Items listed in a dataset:
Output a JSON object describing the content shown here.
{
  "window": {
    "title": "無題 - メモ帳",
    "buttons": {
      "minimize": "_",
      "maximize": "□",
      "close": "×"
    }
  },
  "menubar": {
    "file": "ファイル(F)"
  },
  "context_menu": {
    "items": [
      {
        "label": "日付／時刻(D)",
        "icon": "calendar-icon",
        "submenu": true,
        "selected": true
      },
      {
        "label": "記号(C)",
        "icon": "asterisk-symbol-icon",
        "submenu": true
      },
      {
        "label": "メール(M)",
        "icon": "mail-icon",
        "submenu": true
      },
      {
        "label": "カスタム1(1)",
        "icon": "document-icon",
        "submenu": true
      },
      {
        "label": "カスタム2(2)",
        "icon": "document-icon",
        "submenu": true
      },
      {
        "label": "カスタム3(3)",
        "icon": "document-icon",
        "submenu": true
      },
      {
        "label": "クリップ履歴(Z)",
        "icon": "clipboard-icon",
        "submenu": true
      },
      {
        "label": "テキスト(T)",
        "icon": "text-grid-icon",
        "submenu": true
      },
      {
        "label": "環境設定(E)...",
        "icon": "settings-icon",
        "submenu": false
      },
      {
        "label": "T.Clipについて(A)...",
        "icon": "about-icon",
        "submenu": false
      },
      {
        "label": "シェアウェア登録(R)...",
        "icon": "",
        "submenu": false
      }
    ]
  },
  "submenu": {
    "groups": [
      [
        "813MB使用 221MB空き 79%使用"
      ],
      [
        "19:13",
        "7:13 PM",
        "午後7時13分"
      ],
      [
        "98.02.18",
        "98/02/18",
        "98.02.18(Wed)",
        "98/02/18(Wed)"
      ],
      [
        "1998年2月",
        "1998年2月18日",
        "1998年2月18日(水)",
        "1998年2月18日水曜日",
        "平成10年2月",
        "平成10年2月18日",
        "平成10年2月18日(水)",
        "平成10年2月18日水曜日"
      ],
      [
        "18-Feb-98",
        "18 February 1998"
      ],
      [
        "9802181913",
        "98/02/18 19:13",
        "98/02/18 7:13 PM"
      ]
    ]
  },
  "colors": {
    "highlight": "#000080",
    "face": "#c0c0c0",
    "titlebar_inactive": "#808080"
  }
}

→ **Written exercise**: Scan the lines for the string "icon". Pick out every line that has it.

→ **Result**:
        "icon": "calendar-icon",
        "icon": "asterisk-symbol-icon",
        "icon": "mail-icon",
        "icon": "document-icon",
        "icon": "document-icon",
        "icon": "document-icon",
        "icon": "clipboard-icon",
        "icon": "text-grid-icon",
        "icon": "settings-icon",
        "icon": "about-icon",
        "icon": "",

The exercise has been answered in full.